• _Listed entries_:
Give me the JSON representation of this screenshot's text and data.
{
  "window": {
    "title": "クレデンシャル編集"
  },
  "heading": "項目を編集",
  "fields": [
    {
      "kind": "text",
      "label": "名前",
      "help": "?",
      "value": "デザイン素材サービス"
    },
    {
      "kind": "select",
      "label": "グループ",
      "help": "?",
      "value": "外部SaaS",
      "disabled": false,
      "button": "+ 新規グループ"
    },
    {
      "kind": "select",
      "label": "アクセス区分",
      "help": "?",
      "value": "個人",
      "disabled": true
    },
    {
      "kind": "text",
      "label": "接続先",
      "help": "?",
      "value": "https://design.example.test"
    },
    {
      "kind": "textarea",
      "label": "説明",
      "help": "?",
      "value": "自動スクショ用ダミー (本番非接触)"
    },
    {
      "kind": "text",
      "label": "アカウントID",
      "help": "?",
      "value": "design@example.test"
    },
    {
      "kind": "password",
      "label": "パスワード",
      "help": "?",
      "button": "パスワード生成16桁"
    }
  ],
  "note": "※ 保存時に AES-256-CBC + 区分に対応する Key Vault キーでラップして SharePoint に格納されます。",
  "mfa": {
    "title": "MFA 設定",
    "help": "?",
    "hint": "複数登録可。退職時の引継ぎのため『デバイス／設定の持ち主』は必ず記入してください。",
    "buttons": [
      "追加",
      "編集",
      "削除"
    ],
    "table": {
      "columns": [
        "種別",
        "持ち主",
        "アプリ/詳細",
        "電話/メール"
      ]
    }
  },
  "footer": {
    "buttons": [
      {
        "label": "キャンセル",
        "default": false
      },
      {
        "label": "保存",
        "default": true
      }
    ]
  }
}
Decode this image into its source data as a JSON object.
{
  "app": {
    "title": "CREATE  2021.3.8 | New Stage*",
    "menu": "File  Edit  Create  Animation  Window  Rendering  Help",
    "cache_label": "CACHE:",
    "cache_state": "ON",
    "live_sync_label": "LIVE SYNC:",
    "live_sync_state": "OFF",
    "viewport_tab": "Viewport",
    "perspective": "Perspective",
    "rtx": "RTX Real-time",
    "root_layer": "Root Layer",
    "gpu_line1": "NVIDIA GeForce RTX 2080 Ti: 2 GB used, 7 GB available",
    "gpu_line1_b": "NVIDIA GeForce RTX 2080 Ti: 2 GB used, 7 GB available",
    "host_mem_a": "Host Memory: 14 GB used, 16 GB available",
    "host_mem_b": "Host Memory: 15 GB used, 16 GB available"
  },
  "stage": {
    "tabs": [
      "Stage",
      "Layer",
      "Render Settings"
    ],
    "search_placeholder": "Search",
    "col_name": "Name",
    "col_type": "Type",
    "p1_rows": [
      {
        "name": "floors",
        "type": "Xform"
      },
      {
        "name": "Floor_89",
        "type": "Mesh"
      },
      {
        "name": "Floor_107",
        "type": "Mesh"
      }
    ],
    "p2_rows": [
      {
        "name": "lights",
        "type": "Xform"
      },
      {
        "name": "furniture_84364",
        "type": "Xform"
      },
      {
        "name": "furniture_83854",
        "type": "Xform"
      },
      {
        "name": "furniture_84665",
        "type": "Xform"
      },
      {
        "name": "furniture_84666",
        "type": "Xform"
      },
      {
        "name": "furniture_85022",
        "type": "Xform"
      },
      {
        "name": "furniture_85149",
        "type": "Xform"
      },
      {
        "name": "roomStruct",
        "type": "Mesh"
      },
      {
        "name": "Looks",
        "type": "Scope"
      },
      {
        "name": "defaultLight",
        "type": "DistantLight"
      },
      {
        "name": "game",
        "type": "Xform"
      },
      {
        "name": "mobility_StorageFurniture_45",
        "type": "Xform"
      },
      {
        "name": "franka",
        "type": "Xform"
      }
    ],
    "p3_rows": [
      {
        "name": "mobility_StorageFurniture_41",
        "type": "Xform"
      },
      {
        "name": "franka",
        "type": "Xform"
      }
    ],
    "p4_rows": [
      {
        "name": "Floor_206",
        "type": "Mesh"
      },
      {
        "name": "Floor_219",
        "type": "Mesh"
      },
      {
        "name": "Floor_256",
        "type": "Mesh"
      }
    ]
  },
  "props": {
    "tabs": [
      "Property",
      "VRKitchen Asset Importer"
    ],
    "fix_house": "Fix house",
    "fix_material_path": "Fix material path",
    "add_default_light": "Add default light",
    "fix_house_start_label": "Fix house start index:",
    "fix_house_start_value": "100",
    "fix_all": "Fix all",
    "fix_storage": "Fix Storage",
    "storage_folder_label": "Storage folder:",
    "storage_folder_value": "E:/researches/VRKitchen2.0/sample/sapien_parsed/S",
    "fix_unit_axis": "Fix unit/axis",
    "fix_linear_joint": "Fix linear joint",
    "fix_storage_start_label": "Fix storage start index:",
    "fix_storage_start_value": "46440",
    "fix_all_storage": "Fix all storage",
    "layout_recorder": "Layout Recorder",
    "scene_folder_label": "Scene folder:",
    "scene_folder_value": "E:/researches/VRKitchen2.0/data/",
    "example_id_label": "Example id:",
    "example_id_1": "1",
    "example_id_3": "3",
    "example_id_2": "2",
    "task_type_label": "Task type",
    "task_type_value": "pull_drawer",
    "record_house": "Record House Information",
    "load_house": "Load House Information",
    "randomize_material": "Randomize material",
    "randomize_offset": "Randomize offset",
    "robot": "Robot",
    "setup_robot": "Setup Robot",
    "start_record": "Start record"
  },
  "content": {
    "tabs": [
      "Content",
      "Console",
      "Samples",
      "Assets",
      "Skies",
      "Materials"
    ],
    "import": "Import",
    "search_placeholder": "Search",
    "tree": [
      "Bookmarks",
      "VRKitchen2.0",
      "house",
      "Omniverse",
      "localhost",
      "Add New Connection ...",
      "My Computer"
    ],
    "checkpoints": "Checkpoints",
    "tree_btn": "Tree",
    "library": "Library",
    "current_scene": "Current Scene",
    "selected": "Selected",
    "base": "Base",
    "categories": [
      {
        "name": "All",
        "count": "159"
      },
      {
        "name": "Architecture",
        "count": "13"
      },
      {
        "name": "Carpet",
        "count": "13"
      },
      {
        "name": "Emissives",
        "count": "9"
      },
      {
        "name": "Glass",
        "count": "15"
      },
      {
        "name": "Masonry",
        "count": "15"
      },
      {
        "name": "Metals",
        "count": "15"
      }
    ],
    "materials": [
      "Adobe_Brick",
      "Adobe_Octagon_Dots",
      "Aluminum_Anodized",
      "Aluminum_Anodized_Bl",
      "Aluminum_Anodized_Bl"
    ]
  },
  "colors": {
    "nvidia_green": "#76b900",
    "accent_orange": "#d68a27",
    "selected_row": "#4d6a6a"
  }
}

• _What you are asked to do_: Give the complete listing a second time, exactly as it reads.

• _Expected answer_:
Give me the JSON representation of this screenshot's text and data.
{
  "window": {
    "title": "クレデンシャル編集"
  },
  "heading": "項目を編集",
  "fields": [
    {
      "kind": "text",
      "label": "名前",
      "help": "?",
      "value": "デザイン素材サービス"
    },
    {
      "kind": "select",
      "label": "グループ",
      "help": "?",
      "value": "外部SaaS",
      "disabled": false,
      "button": "+ 新規グループ"
    },
    {
      "kind": "select",
      "label": "アクセス区分",
      "help": "?",
      "value": "個人",
      "disabled": true
    },
    {
      "kind": "text",
      "label": "接続先",
      "help": "?",
      "value": "https://design.example.test"
    },
    {
      "kind": "textarea",
      "label": "説明",
      "help": "?",
      "value": "自動スクショ用ダミー (本番非接触)"
    },
    {
      "kind": "text",
      "label": "アカウントID",
      "help": "?",
      "value": "design@example.test"
    },
    {
      "kind": "password",
      "label": "パスワード",
      "help": "?",
      "button": "パスワード生成16桁"
    }
  ],
  "note": "※ 保存時に AES-256-CBC + 区分に対応する Key Vault キーでラップして SharePoint に格納されます。",
  "mfa": {
    "title": "MFA 設定",
    "help": "?",
    "hint": "複数登録可。退職時の引継ぎのため『デバイス／設定の持ち主』は必ず記入してください。",
    "buttons": [
      "追加",
      "編集",
      "削除"
    ],
    "table": {
      "columns": [
        "種別",
        "持ち主",
        "アプリ/詳細",
        "電話/メール"
      ]
    }
  },
  "footer": {
    "buttons": [
      {
        "label": "キャンセル",
        "default": false
      },
      {
        "label": "保存",
        "default": true
      }
    ]
  }
}
Decode this image into its source data as a JSON object.
{
  "app": {
    "title": "CREATE  2021.3.8 | New Stage*",
    "menu": "File  Edit  Create  Animation  Window  Rendering  Help",
    "cache_label": "CACHE:",
    "cache_state": "ON",
    "live_sync_label": "LIVE SYNC:",
    "live_sync_state": "OFF",
    "viewport_tab": "Viewport",
    "perspective": "Perspective",
    "rtx": "RTX Real-time",
    "root_layer": "Root Layer",
    "gpu_line1": "NVIDIA GeForce RTX 2080 Ti: 2 GB used, 7 GB available",
    "gpu_line1_b": "NVIDIA GeForce RTX 2080 Ti: 2 GB used, 7 GB available",
    "host_mem_a": "Host Memory: 14 GB used, 16 GB available",
    "host_mem_b": "Host Memory: 15 GB used, 16 GB available"
  },
  "stage": {
    "tabs": [
      "Stage",
      "Layer",
      "Render Settings"
    ],
    "search_placeholder": "Search",
    "col_name": "Name",
    "col_type": "Type",
    "p1_rows": [
      {
        "name": "floors",
        "type": "Xform"
      },
      {
        "name": "Floor_89",
        "type": "Mesh"
      },
      {
        "name": "Floor_107",
        "type": "Mesh"
      }
    ],
    "p2_rows": [
      {
        "name": "lights",
        "type": "Xform"
      },
      {
        "name": "furniture_84364",
        "type": "Xform"
      },
      {
        "name": "furniture_83854",
        "type": "Xform"
      },
      {
        "name": "furniture_84665",
        "type": "Xform"
      },
      {
        "name": "furniture_84666",
        "type": "Xform"
      },
      {
        "name": "furniture_85022",
        "type": "Xform"
      },
      {
        "name": "furniture_85149",
        "type": "Xform"
      },
      {
        "name": "roomStruct",
        "type": "Mesh"
      },
      {
        "name": "Looks",
        "type": "Scope"
      },
      {
        "name": "defaultLight",
        "type": "DistantLight"
      },
      {
        "name": "game",
        "type": "Xform"
      },
      {
        "name": "mobility_StorageFurniture_45",
        "type": "Xform"
      },
      {
        "name": "franka",
        "type": "Xform"
      }
    ],
    "p3_rows": [
      {
        "name": "mobility_StorageFurniture_41",
        "type": "Xform"
      },
      {
        "name": "franka",
        "type": "Xform"
      }
    ],
    "p4_rows": [
      {
        "name": "Floor_206",
        "type": "Mesh"
      },
      {
        "name": "Floor_219",
        "type": "Mesh"
      },
      {
        "name": "Floor_256",
        "type": "Mesh"
      }
    ]
  },
  "props": {
    "tabs": [
      "Property",
      "VRKitchen Asset Importer"
    ],
    "fix_house": "Fix house",
    "fix_material_path": "Fix material path",
    "add_default_light": "Add default light",
    "fix_house_start_label": "Fix house start index:",
    "fix_house_start_value": "100",
    "fix_all": "Fix all",
    "fix_storage": "Fix Storage",
    "storage_folder_label": "Storage folder:",
    "storage_folder_value": "E:/researches/VRKitchen2.0/sample/sapien_parsed/S",
    "fix_unit_axis": "Fix unit/axis",
    "fix_linear_joint": "Fix linear joint",
    "fix_storage_start_label": "Fix storage start index:",
    "fix_storage_start_value": "46440",
    "fix_all_storage": "Fix all storage",
    "layout_recorder": "Layout Recorder",
    "scene_folder_label": "Scene folder:",
    "scene_folder_value": "E:/researches/VRKitchen2.0/data/",
    "example_id_label": "Example id:",
    "example_id_1": "1",
    "example_id_3": "3",
    "example_id_2": "2",
    "task_type_label": "Task type",
    "task_type_value": "pull_drawer",
    "record_house": "Record House Information",
    "load_house": "Load House Information",
    "randomize_material": "Randomize material",
    "randomize_offset": "Randomize offset",
    "robot": "Robot",
    "setup_robot": "Setup Robot",
    "start_record": "Start record"
  },
  "content": {
    "tabs": [
      "Content",
      "Console",
      "Samples",
      "Assets",
      "Skies",
      "Materials"
    ],
    "import": "Import",
    "search_placeholder": "Search",
    "tree": [
      "Bookmarks",
      "VRKitchen2.0",
      "house",
      "Omniverse",
      "localhost",
      "Add New Connection ...",
      "My Computer"
    ],
    "checkpoints": "Checkpoints",
    "tree_btn": "Tree",
    "library": "Library",
    "current_scene": "Current Scene",
    "selected": "Selected",
    "base": "Base",
    "categories": [
      {
        "name": "All",
        "count": "159"
      },
      {
        "name": "Architecture",
        "count": "13"
      },
      {
        "name": "Carpet",
        "count": "13"
      },
      {
        "name": "Emissives",
        "count": "9"
      },
      {
        "name": "Glass",
        "count": "15"
      },
      {
        "name": "Masonry",
        "count": "15"
      },
      {
        "name": "Metals",
        "count": "15"
      }
    ],
    "materials": [
      "Adobe_Brick",
      "Adobe_Octagon_Dots",
      "Aluminum_Anodized",
      "Aluminum_Anodized_Bl",
      "Aluminum_Anodized_Bl"
    ]
  },
  "colors": {
    "nvidia_green": "#76b900",
    "accent_orange": "#d68a27",
    "selected_row": "#4d6a6a"
  }
}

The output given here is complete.